- **Work to complete**
Check each line of the records below for the string "POWER", then state how many lines contain it, with no other output.
--*--
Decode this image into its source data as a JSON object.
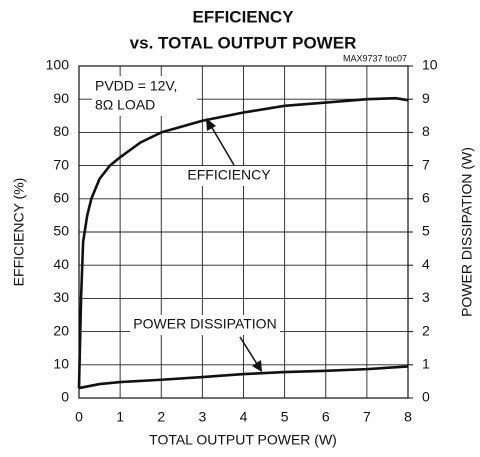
{
  "chart_data": {
    "type": "line",
    "title": "EFFICIENCY",
    "subtitle": "vs. TOTAL OUTPUT POWER",
    "note": "MAX9737 toc07",
    "x_label": "TOTAL OUTPUT POWER (W)",
    "y_label": "EFFICIENCY (%)",
    "y2_label": "POWER DISSIPATION (W)",
    "annotations": [
      "PVDD = 12V,",
      "8Ω LOAD",
      "EFFICIENCY",
      "POWER DISSIPATION"
    ],
    "xlim": [
      0,
      8
    ],
    "xticks": [
      0,
      1,
      2,
      3,
      4,
      5,
      6,
      7,
      8
    ],
    "ylim": [
      0,
      100
    ],
    "yticks": [
      0,
      10,
      20,
      30,
      40,
      50,
      60,
      70,
      80,
      90,
      100
    ],
    "y2lim": [
      0,
      10
    ],
    "y2ticks": [
      0,
      1,
      2,
      3,
      4,
      5,
      6,
      7,
      8,
      9,
      10
    ],
    "grid": true,
    "series": [
      {
        "name": "EFFICIENCY",
        "color": "#111111",
        "x": [
          0,
          0.05,
          0.1,
          0.2,
          0.3,
          0.5,
          0.75,
          1,
          1.5,
          2,
          3,
          4,
          5,
          6,
          7,
          7.7,
          8
        ],
        "values": [
          3,
          30,
          47,
          55,
          60,
          66,
          70,
          72.5,
          77,
          80,
          83.5,
          86,
          88,
          89,
          90,
          90.3,
          89.7
        ]
      },
      {
        "name": "POWER DISSIPATION",
        "color": "#111111",
        "axis": "y2",
        "x": [
          0,
          0.5,
          1,
          2,
          3,
          4,
          5,
          6,
          7,
          8
        ],
        "values": [
          0.3,
          0.42,
          0.48,
          0.55,
          0.63,
          0.72,
          0.78,
          0.82,
          0.87,
          0.95
        ]
      }
    ]
  }
}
--*--
- **Exercise solution**
5